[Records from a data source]
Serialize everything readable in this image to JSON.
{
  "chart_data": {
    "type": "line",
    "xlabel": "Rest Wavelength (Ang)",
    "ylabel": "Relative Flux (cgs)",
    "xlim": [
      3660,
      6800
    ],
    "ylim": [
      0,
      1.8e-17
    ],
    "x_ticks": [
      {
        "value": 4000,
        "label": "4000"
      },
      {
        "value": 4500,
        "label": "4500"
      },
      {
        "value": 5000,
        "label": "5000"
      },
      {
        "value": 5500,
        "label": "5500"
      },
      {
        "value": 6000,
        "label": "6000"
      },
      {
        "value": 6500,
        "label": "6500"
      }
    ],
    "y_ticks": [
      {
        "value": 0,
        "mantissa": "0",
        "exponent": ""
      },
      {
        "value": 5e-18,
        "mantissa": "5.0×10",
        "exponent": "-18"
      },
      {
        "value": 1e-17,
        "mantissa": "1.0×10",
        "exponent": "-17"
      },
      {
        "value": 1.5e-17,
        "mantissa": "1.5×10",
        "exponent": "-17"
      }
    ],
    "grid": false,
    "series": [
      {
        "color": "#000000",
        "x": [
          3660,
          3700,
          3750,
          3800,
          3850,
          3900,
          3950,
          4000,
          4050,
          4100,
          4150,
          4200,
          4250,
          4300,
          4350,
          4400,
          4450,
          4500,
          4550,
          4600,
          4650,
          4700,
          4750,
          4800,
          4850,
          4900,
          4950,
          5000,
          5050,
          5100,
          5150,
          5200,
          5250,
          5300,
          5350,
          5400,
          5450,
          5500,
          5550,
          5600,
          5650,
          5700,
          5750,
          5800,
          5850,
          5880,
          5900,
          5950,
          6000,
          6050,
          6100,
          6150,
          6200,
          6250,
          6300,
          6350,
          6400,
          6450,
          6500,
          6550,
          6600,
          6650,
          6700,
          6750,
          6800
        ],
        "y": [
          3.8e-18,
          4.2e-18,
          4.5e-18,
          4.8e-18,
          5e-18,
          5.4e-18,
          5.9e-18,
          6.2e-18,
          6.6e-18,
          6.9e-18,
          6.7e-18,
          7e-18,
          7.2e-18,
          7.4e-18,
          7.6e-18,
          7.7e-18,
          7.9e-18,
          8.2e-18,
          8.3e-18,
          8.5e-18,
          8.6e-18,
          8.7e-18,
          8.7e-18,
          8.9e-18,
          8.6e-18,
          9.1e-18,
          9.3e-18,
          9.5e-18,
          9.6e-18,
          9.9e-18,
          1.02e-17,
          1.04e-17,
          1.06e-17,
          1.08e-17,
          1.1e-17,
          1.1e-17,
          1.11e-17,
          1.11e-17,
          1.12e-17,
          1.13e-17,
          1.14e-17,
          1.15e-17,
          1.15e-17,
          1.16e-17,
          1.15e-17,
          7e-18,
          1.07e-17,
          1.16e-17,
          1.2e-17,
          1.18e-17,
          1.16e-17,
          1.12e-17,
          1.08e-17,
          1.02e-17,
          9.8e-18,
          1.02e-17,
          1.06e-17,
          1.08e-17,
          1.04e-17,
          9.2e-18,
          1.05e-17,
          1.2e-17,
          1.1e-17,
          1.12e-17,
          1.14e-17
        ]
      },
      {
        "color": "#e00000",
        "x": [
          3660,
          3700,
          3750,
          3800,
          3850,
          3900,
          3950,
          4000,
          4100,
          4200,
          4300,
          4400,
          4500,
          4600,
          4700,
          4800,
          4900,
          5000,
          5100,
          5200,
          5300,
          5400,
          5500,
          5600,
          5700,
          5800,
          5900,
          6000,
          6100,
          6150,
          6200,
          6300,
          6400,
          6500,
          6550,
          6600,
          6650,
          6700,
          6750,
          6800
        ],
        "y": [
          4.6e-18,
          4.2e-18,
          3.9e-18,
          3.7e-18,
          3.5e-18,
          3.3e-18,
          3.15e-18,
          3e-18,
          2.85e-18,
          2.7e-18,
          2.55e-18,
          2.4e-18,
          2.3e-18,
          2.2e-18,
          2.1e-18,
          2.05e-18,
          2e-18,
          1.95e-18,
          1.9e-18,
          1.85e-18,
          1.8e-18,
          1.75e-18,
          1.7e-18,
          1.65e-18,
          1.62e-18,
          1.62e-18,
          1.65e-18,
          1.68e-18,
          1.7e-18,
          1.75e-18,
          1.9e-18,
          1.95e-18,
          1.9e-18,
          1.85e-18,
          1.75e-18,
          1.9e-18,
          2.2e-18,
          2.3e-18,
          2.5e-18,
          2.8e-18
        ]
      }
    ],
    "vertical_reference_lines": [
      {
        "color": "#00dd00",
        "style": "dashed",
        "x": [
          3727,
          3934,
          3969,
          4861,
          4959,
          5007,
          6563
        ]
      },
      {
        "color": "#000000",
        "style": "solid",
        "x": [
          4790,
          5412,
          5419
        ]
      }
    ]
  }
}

# [INSTRUCTIONS TO FOLLOW]
Pick out the lines containing the string "color".

# [COMPLETED EXERCISE]
        "color": "#000000",
        "color": "#e00000",
        "color": "#00dd00",
        "color": "#000000",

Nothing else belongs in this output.